#### Text passage ####

You are viewing a plain text version of this content. The canonical link for it is here.
Posted to common-user@hadoop.apache.org by Michael Kintzer <mi...@zerk.com> on 2010/02/25 18:45:40 UTC

cluster involvement trigger

Hi,

We are using the streaming API.    We are trying to understand what hadoop uses as a threshold or trigger to involve more TaskTracker nodes in a given Map-Reduce execution.

With default settings (64MB chunk size in HDFS), if the input file is less than 64MB, will the data processing only occur on a single TaskTracker Node, even if our cluster size is greater than 1?

For example, we are trying to figure out if hadoop is more efficient at processing:
a) a single input file which is just an index file that refers to a jar archive of 100K or 1M individual small files, where the jar file is passed as the "-archives" argument, or 
b) a single input file containing all the raw data represented by the 100K or 1M small files.

With (a), our input file is <64MB.   With (b) our input file is very large.

Thanks for any insight,

-Michael

Re: cluster involvement trigger

Posted by Amogh Vasekar <am...@yahoo-inc.com>.
Hi,
You mentioned you pass the files packed together using -archives option. This will uncompress the archive on the compute node itself, so the namenode won't be hampered in this case. However, cleaning up the distributed cache is a tricky scenario ( user doesn't have explicit control over this ), you may search this list for many discussions pertaining to this. And while on the topic of archives, while it may not be practical for you as of now, but Hadoop Archives (har) provide similar functionality.
Hope this helps.

Amogh


On 2/27/10 12:53 AM, "Michael Kintzer" <mi...@zerk.com> wrote:

Amogh,

Thank you for the detailed information.   Our initial prototyping seems to agree with your statements below, i.e. a single large input file is performing better than an index file + an archive of small files.   I will take a look at the CombineFileInputFormat as you suggested.

One question.   Since the many small input files are all in a single jar archive managed by the name node, does that still hamper name node performance?   I was under the impression these archives are are only unpacked into the temporary map reduce file space (and I'm assuming cleaned up after map-reduce completes).   Does the name node need to store the metadata of each individual file during the unpacking for this case?

#### Data excerpt ####

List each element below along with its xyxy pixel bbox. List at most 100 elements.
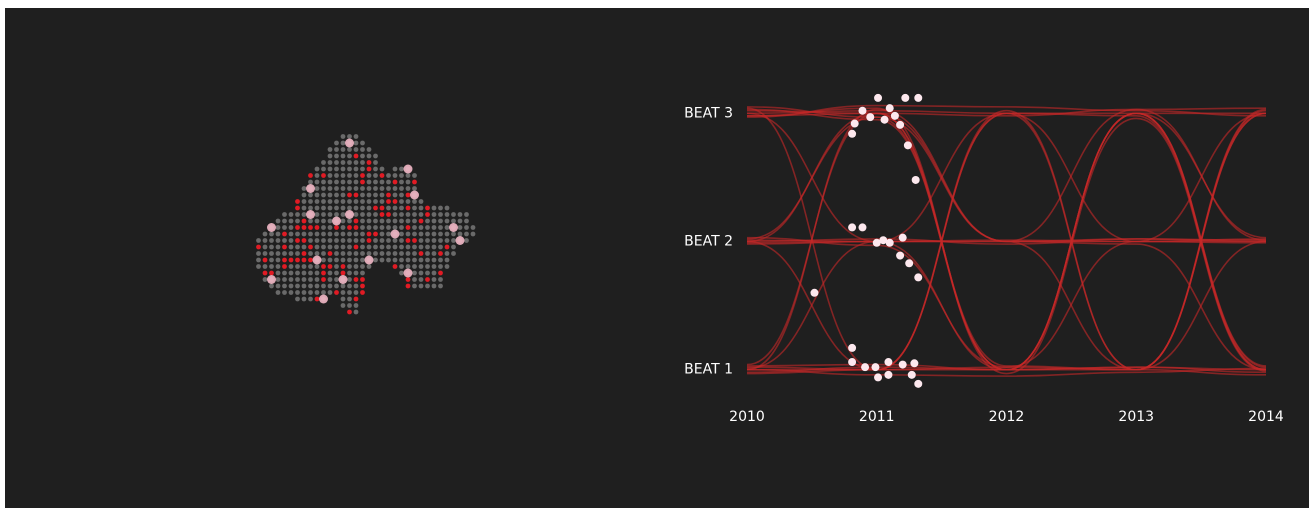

####

> **Parts of the exercise**
1) Reproduce the passage of the Hadoop mailing-list thread starting at "We are using" and ending at "greater than 1?", word for word.
2) Continue the Hadoop mailing-list thread about the cluster involvement trigger from the point where it stops.

> **Expected responses**
1)
We are using the streaming API.    We are trying to understand what hadoop uses as a threshold or trigger to involve more TaskTracker nodes in a given Map-Reduce execution.

With default settings (64MB chunk size in HDFS), if the input file is less than 64MB, will the data processing only occur on a single TaskTracker Node, even if our cluster size is greater than 1?

2)
-Michael

On Feb 25, 2010, at 10:31 PM, Amogh Vasekar wrote:

> Hi,
> The number of mappers initialized depends largely on your input format ( the getSplits of your input format) , (almost all) input formats available in hadoop derive from fileinputformat, hence the 1 mapper per file block notion ( this actually is 1 mapper per split ).
> You say that you have too many small files. In general each of these small files  ( < 64 mb ) will be executed by a single mapper. However, I would suggest looking at CombineFileInputFormat which does the job of packaging many small files together depending on data locality for better performance ( initialization time is a significant factor in hadoop's performance ).
> On the other side, many small files will hamper your namenode performance since file metadata is stored in memory and limit its overall capacity wrt number of files.
>
> Amogh
>
>
> On 2/25/10 11:15 PM, "Michael Kintzer" <mi...@zerk.com> wrote:
>
> Hi,
>
> We are using the streaming API.    We are trying to understand what hadoop uses as a threshold or trigger to involve more TaskTracker nodes in a given Map-Reduce execution.
>
> With default settings (64MB chunk size in HDFS), if the input file is less than 64MB, will the data processing only occur on a single TaskTracker Node, even if our cluster size is greater than 1?
>
> For example, we are trying to figure out if hadoop is more efficient at processing:
> a) a single input file which is just an index file that refers to a jar archive of 100K or 1M individual small files, where the jar file is passed as the "-archives" argument, or
> b) a single input file containing all the raw data represented by the 100K or 1M small files.
>
> With (a), our input file is <64MB.   With (b) our input file is very large.
>
> Thanks for any insight,
>
> -Michael
>



Re: cluster involvement trigger

Posted by Michael Kintzer <mi...@zerk.com>.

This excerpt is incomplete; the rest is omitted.